[Stored records]
## Start

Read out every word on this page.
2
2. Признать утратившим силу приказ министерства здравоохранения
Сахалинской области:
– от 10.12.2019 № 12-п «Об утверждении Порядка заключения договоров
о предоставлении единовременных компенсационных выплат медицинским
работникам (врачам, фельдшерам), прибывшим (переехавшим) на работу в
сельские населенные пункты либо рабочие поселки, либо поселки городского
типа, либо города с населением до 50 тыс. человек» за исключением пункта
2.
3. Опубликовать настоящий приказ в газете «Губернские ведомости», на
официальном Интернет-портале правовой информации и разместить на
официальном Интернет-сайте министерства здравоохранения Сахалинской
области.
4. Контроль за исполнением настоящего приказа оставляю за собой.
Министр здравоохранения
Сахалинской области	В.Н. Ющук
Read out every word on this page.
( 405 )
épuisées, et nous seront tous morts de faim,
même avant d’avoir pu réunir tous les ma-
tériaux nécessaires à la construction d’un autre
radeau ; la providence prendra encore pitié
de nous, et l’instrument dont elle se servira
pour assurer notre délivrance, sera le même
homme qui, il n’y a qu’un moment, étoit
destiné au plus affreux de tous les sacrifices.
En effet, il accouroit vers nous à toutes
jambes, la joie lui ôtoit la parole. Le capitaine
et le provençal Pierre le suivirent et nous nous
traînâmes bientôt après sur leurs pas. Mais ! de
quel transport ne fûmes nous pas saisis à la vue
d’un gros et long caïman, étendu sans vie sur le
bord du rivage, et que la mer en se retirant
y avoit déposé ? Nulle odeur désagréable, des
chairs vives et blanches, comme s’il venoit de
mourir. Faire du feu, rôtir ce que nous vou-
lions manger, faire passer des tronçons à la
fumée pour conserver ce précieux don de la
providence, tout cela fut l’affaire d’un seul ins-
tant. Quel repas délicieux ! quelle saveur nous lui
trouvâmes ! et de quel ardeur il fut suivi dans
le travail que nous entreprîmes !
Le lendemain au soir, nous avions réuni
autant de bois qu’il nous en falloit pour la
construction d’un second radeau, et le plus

## End

## TO BE DONE
Which lines hold the string "либо"? Copy all of them from the data above.

## CORRECT OUTPUT
сельские населенные пункты либо рабочие поселки, либо поселки городского
типа, либо города с населением до 50 тыс. человек» за исключением пункта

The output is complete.